__Task to complete__
Find the lines that hold the word "icon" and return them.

— start of The input —

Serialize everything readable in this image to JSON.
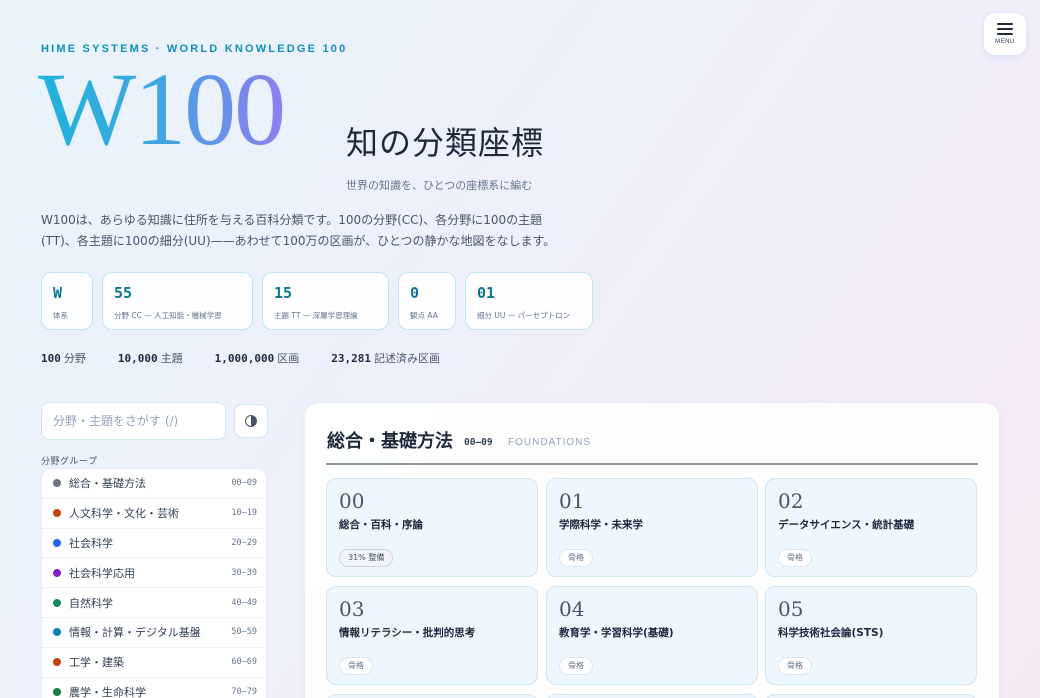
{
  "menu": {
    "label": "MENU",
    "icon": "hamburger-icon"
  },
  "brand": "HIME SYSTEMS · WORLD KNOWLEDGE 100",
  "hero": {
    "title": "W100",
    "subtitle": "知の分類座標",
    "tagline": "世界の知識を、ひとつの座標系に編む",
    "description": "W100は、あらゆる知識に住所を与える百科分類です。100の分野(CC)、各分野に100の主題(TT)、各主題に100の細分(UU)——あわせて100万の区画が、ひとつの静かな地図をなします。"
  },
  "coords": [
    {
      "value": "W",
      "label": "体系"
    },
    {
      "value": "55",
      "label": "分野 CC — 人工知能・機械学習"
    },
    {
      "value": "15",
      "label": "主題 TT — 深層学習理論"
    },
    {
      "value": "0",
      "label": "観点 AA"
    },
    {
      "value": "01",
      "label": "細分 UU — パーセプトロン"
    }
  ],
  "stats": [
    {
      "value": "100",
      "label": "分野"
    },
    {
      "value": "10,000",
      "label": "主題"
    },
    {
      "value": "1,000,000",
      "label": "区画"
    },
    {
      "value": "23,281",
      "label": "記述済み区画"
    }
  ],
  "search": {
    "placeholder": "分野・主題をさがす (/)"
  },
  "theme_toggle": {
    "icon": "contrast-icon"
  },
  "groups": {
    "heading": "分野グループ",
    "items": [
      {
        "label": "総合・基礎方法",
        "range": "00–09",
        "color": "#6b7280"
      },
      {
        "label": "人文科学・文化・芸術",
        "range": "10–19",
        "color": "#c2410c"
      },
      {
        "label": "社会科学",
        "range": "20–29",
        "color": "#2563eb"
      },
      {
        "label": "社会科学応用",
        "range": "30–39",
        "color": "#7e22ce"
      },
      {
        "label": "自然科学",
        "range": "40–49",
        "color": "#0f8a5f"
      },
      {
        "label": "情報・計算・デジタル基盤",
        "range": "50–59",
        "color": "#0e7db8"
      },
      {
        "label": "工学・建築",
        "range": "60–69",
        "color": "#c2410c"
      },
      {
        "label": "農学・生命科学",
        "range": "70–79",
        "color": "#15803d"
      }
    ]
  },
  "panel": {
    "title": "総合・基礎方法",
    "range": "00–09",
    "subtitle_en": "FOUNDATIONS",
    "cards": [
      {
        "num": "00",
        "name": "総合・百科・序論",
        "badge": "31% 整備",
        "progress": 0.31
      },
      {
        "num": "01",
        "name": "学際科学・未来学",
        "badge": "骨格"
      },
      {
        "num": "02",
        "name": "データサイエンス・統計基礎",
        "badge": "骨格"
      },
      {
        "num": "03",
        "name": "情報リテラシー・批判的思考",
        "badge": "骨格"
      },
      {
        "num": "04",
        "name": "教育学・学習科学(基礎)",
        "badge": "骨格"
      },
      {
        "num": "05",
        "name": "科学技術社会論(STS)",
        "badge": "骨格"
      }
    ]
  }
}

— end of The input —

__Exercise answer__
    "icon": "hamburger-icon"
    "icon": "contrast-icon"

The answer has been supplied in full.